-- begin RECORDED INFORMATION --

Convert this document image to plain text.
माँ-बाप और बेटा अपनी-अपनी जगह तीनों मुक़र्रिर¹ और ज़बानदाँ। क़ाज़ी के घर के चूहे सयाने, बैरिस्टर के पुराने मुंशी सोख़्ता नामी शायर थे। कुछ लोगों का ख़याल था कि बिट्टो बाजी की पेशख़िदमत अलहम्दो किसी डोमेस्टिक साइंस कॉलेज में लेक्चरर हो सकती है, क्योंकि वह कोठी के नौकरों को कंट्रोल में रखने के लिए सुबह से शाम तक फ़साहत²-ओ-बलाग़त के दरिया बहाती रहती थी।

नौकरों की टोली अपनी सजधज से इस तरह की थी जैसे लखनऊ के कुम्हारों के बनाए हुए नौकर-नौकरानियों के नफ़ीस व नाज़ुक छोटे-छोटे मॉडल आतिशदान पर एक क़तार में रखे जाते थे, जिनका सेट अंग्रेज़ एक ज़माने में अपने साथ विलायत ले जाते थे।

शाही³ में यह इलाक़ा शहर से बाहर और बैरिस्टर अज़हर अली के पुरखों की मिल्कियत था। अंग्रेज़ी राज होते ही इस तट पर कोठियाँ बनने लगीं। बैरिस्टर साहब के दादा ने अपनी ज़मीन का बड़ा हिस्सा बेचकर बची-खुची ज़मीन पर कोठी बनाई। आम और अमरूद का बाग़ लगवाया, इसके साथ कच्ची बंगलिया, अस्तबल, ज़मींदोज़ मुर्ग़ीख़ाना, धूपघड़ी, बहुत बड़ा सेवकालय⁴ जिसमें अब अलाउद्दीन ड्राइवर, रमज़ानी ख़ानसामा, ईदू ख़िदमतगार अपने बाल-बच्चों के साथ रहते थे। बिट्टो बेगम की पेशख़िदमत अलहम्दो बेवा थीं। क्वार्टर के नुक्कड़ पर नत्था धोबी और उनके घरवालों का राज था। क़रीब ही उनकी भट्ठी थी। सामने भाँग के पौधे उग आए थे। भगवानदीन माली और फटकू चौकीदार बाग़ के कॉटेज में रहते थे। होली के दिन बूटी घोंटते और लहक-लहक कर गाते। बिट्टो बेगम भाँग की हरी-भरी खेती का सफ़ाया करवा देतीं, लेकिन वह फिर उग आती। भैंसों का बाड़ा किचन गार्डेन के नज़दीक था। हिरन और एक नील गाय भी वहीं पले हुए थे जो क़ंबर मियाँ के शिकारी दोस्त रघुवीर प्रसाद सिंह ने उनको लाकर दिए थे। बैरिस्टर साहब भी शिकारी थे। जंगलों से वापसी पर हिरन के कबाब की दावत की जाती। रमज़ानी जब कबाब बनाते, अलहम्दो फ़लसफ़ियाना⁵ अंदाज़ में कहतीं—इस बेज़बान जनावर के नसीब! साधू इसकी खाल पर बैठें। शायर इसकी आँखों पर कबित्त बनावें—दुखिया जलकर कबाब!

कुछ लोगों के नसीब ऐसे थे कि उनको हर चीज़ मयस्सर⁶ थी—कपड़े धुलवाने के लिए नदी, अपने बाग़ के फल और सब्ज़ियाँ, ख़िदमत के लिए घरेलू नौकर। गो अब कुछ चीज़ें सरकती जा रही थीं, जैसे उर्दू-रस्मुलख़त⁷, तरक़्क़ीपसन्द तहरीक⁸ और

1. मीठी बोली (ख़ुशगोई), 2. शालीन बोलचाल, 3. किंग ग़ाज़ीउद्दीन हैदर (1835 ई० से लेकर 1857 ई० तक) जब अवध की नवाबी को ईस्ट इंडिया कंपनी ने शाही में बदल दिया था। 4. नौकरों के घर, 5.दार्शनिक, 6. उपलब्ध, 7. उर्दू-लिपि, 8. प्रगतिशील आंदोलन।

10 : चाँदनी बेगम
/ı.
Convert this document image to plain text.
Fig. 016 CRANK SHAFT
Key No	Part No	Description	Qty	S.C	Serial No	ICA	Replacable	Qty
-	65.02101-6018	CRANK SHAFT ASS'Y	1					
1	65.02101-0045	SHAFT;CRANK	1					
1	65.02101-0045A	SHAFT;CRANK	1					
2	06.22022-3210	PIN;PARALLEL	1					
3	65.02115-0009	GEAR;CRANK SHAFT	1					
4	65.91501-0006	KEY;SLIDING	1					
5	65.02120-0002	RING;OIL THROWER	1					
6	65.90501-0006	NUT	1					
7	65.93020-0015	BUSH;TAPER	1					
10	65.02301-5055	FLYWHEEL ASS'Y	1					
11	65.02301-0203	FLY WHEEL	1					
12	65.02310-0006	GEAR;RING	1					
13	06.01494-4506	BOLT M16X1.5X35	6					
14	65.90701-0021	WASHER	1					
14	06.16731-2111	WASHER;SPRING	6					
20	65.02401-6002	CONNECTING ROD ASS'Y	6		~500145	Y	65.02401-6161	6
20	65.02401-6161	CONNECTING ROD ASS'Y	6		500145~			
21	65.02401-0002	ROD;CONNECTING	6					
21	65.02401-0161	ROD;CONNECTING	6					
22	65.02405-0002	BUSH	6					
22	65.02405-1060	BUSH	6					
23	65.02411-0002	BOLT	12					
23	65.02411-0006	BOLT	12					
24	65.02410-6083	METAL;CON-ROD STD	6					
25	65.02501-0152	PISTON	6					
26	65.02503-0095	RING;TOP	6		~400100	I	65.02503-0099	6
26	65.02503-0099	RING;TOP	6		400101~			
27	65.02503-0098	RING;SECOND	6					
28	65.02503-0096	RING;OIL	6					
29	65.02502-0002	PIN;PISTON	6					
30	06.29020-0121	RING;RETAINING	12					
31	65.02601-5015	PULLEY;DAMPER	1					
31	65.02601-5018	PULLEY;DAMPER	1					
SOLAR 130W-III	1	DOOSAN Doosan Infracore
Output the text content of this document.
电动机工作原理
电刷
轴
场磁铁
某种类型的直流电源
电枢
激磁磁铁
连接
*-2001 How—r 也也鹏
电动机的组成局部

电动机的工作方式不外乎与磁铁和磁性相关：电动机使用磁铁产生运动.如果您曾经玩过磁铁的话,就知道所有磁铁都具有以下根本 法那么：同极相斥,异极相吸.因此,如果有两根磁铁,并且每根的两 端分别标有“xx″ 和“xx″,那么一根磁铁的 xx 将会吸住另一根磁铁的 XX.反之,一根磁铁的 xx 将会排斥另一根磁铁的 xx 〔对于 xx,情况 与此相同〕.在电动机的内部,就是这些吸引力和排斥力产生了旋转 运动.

-- end RECORDED INFORMATION --

▶ _OBJECTIVE_
For the listing above, identify each line bearing "GEAR".

▶ _ANSWER_
3	65.02115-0009	GEAR;CRANK SHAFT	1					
12	65.02310-0006	GEAR;RING	1					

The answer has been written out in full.